Job:
Print the entries verbatim, leaving out the images they contain.
________
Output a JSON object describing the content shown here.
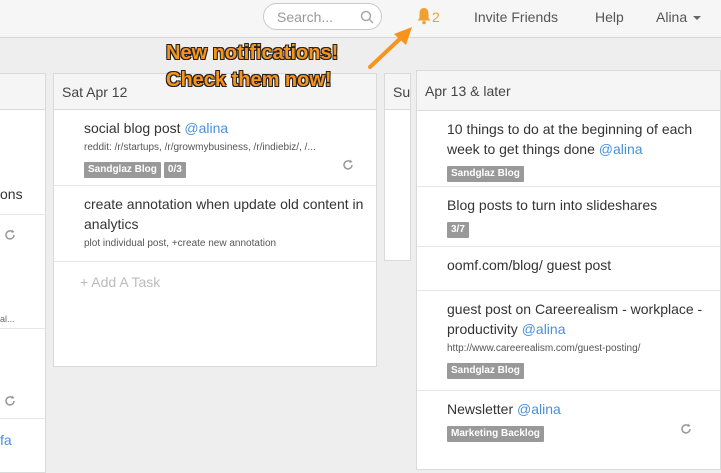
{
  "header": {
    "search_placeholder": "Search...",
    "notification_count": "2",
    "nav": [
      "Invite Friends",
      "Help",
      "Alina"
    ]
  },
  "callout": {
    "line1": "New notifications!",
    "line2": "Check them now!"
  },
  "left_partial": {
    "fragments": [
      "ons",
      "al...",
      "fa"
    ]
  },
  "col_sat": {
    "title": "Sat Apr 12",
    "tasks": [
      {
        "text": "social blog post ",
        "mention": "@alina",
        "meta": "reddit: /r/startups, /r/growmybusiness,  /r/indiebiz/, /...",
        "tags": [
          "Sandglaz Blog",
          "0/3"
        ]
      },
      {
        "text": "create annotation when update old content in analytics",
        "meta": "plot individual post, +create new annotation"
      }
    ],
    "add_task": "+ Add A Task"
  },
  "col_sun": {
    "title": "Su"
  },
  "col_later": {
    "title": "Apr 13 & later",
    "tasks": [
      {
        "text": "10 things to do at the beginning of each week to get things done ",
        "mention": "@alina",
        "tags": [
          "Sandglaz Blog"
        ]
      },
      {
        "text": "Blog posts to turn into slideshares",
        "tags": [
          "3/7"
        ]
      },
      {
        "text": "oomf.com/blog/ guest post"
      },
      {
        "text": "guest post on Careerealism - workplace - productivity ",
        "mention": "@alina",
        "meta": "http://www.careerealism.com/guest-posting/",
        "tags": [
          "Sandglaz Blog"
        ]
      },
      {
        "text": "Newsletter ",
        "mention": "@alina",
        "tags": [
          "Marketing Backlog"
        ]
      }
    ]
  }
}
________
Reply to the task:
Output a JSON object describing the content shown here.
{
  "header": {
    "search_placeholder": "Search...",
    "notification_count": "2",
    "nav": [
      "Invite Friends",
      "Help",
      "Alina"
    ]
  },
  "callout": {
    "line1": "New notifications!",
    "line2": "Check them now!"
  },
  "left_partial": {
    "fragments": [
      "ons",
      "al...",
      "fa"
    ]
  },
  "col_sat": {
    "title": "Sat Apr 12",
    "tasks": [
      {
        "text": "social blog post ",
        "mention": "@alina",
        "meta": "reddit: /r/startups, /r/growmybusiness,  /r/indiebiz/, /...",
        "tags": [
          "Sandglaz Blog",
          "0/3"
        ]
      },
      {
        "text": "create annotation when update old content in analytics",
        "meta": "plot individual post, +create new annotation"
      }
    ],
    "add_task": "+ Add A Task"
  },
  "col_sun": {
    "title": "Su"
  },
  "col_later": {
    "title": "Apr 13 & later",
    "tasks": [
      {
        "text": "10 things to do at the beginning of each week to get things done ",
        "mention": "@alina",
        "tags": [
          "Sandglaz Blog"
        ]
      },
      {
        "text": "Blog posts to turn into slideshares",
        "tags": [
          "3/7"
        ]
      },
      {
        "text": "oomf.com/blog/ guest post"
      },
      {
        "text": "guest post on Careerealism - workplace - productivity ",
        "mention": "@alina",
        "meta": "http://www.careerealism.com/guest-posting/",
        "tags": [
          "Sandglaz Blog"
        ]
      },
      {
        "text": "Newsletter ",
        "mention": "@alina",
        "tags": [
          "Marketing Backlog"
        ]
      }
    ]
  }
}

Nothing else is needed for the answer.